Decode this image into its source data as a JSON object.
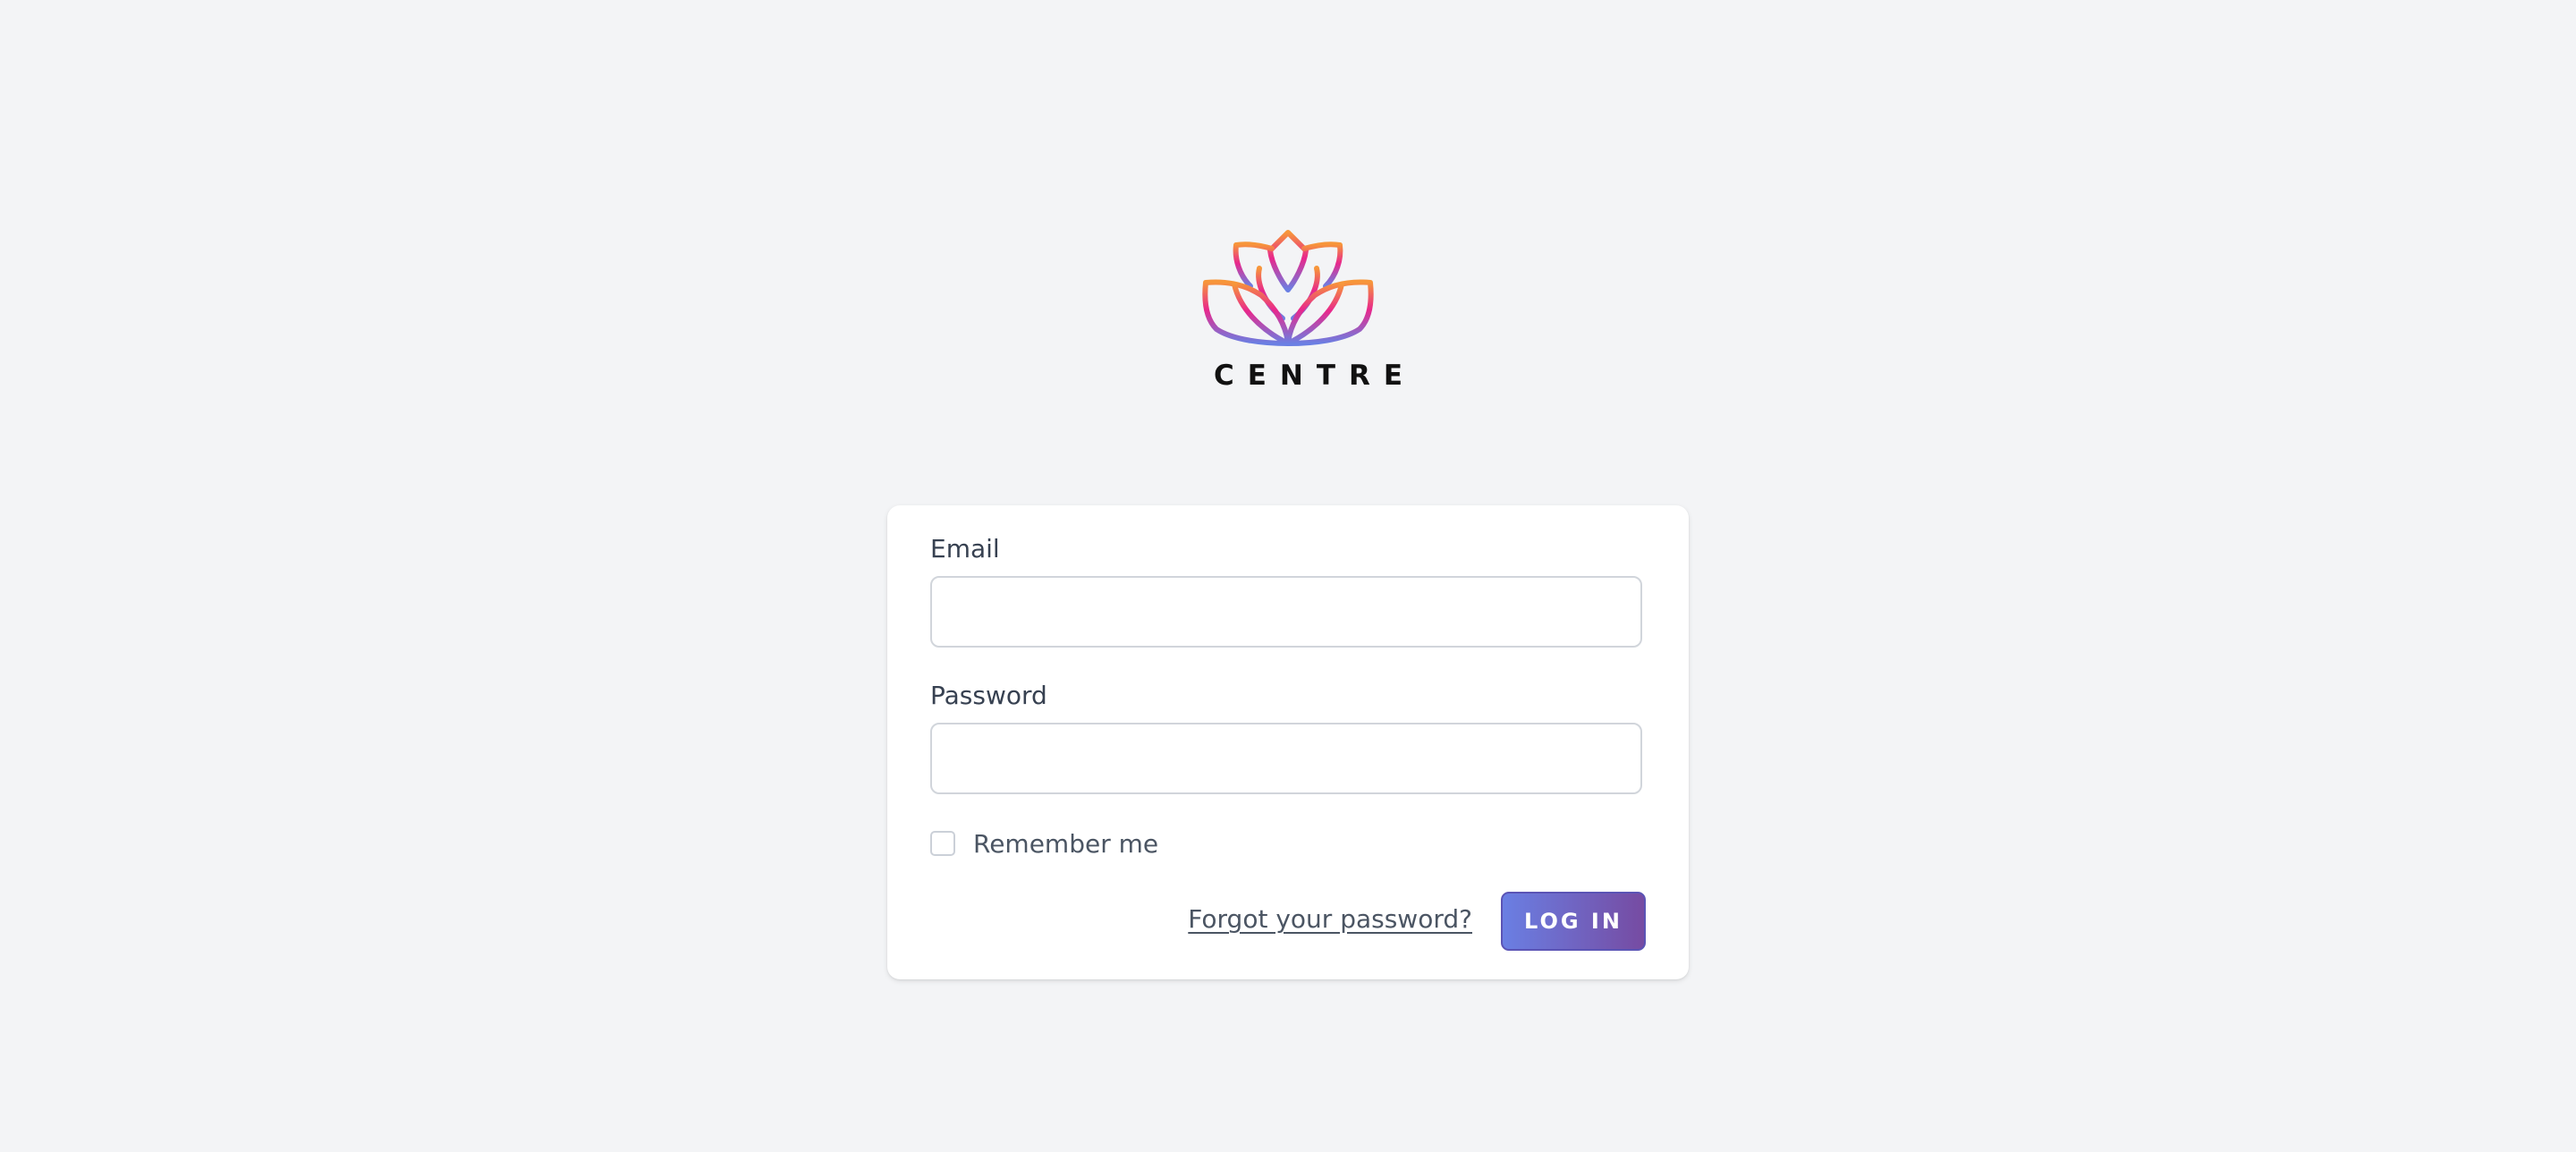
{
  "brand": {
    "name": "CENTRE",
    "logo_icon": "lotus-icon",
    "gradient_colors": [
      "#f7963a",
      "#e8288c",
      "#6a7fe3"
    ]
  },
  "form": {
    "email_label": "Email",
    "email_value": "",
    "password_label": "Password",
    "password_value": "",
    "remember_label": "Remember me",
    "remember_checked": false,
    "forgot_link": "Forgot your password?",
    "login_button": "LOG IN"
  },
  "colors": {
    "background": "#f3f4f6",
    "card": "#ffffff",
    "button_gradient_start": "#6a7fe3",
    "button_gradient_end": "#764ba2"
  }
}
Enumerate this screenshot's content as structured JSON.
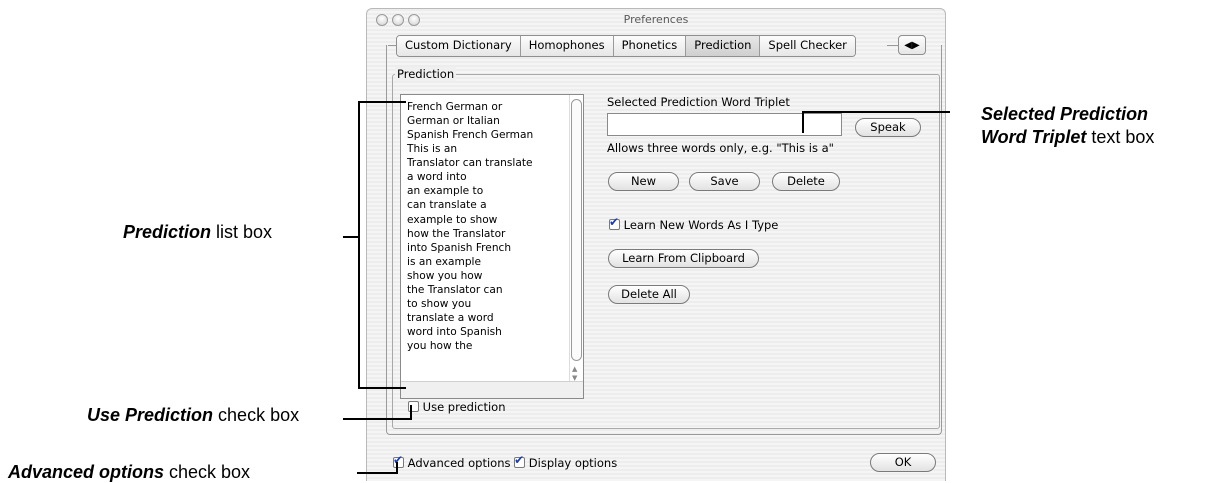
{
  "window": {
    "title": "Preferences"
  },
  "tabs": [
    {
      "label": "Custom Dictionary"
    },
    {
      "label": "Homophones"
    },
    {
      "label": "Phonetics"
    },
    {
      "label": "Prediction",
      "selected": true
    },
    {
      "label": "Spell Checker"
    }
  ],
  "tab_scroll_label": "◀▶",
  "group": {
    "title": "Prediction"
  },
  "prediction_list": [
    "French German or",
    "German or Italian",
    "Spanish French German",
    "This is an",
    "Translator can translate",
    "a word into",
    "an example to",
    "can translate a",
    "example to show",
    "how the Translator",
    "into Spanish French",
    "is an example",
    "show you how",
    "the Translator can",
    "to show you",
    "translate a word",
    "word into Spanish",
    "you how the"
  ],
  "use_prediction": {
    "label": "Use prediction",
    "checked": false
  },
  "triplet": {
    "label": "Selected Prediction Word Triplet",
    "value": "",
    "hint": "Allows three words only, e.g. \"This is a\""
  },
  "buttons": {
    "speak": "Speak",
    "new": "New",
    "save": "Save",
    "delete": "Delete",
    "learn_clipboard": "Learn From Clipboard",
    "delete_all": "Delete All",
    "ok": "OK"
  },
  "learn_new_words": {
    "label": "Learn New Words As I Type",
    "checked": true
  },
  "footer": {
    "advanced": {
      "label": "Advanced options",
      "checked": true
    },
    "display": {
      "label": "Display options",
      "checked": true
    }
  },
  "annotations": {
    "triplet_bold_1": "Selected Prediction",
    "triplet_bold_2": "Word Triplet",
    "triplet_suffix": " text box",
    "list_bold": "Prediction",
    "list_suffix": " list box",
    "use_bold": "Use Prediction",
    "use_suffix": " check box",
    "adv_bold": "Advanced options",
    "adv_suffix": " check box"
  }
}
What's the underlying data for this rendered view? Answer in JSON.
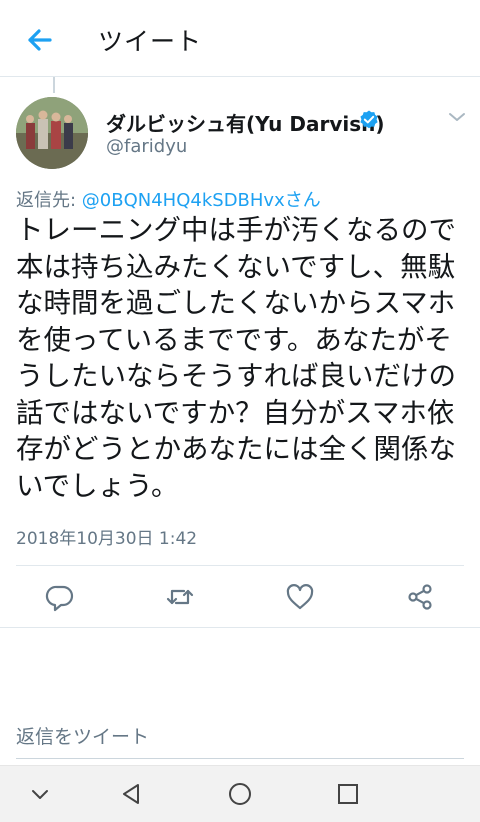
{
  "header": {
    "title": "ツイート"
  },
  "tweet": {
    "display_name": "ダルビッシュ有(Yu Darvish)",
    "handle": "@faridyu",
    "reply_prefix": "返信先: ",
    "reply_mention": "@0BQN4HQ4kSDBHvxさん",
    "text": "トレーニング中は手が汚くなるので本は持ち込みたくないですし、無駄な時間を過ごしたくないからスマホを使っているまでです。あなたがそうしたいならそうすれば良いだけの話ではないですか？自分がスマホ依存がどうとかあなたには全く関係ないでしょう。",
    "timestamp": "2018年10月30日 1:42"
  },
  "reply_box": {
    "placeholder": "返信をツイート"
  },
  "colors": {
    "accent": "#1da1f2",
    "icon_gray": "#657786",
    "text": "#14171a",
    "divider": "#e1e8ed",
    "navbar": "#f2f2f2"
  },
  "icons": {
    "back": "arrow-left-icon",
    "verified": "verified-badge-icon",
    "caret": "chevron-down-icon",
    "reply": "reply-icon",
    "retweet": "retweet-icon",
    "like": "heart-icon",
    "share": "share-icon",
    "nav_down": "chevron-down-icon",
    "nav_back": "triangle-back-icon",
    "nav_home": "circle-home-icon",
    "nav_recents": "square-recents-icon"
  }
}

= = = = = = =

(WORK TO BE COMPLETED): Set down exactly, from the line that contains "What's the underlying" through the last line of the data, each line as it stands, and leave the pictures out.

(REPLY TO THE EXERCISE):
What's the underlying data for this rendered view? Answer in JSON.
{
  "header": {
    "title": "ツイート"
  },
  "tweet": {
    "display_name": "ダルビッシュ有(Yu Darvish)",
    "handle": "@faridyu",
    "reply_prefix": "返信先: ",
    "reply_mention": "@0BQN4HQ4kSDBHvxさん",
    "text": "トレーニング中は手が汚くなるので本は持ち込みたくないですし、無駄な時間を過ごしたくないからスマホを使っているまでです。あなたがそうしたいならそうすれば良いだけの話ではないですか？自分がスマホ依存がどうとかあなたには全く関係ないでしょう。",
    "timestamp": "2018年10月30日 1:42"
  },
  "reply_box": {
    "placeholder": "返信をツイート"
  },
  "colors": {
    "accent": "#1da1f2",
    "icon_gray": "#657786",
    "text": "#14171a",
    "divider": "#e1e8ed",
    "navbar": "#f2f2f2"
  },
  "icons": {
    "back": "arrow-left-icon",
    "verified": "verified-badge-icon",
    "caret": "chevron-down-icon",
    "reply": "reply-icon",
    "retweet": "retweet-icon",
    "like": "heart-icon",
    "share": "share-icon",
    "nav_down": "chevron-down-icon",
    "nav_back": "triangle-back-icon",
    "nav_home": "circle-home-icon",
    "nav_recents": "square-recents-icon"
  }
}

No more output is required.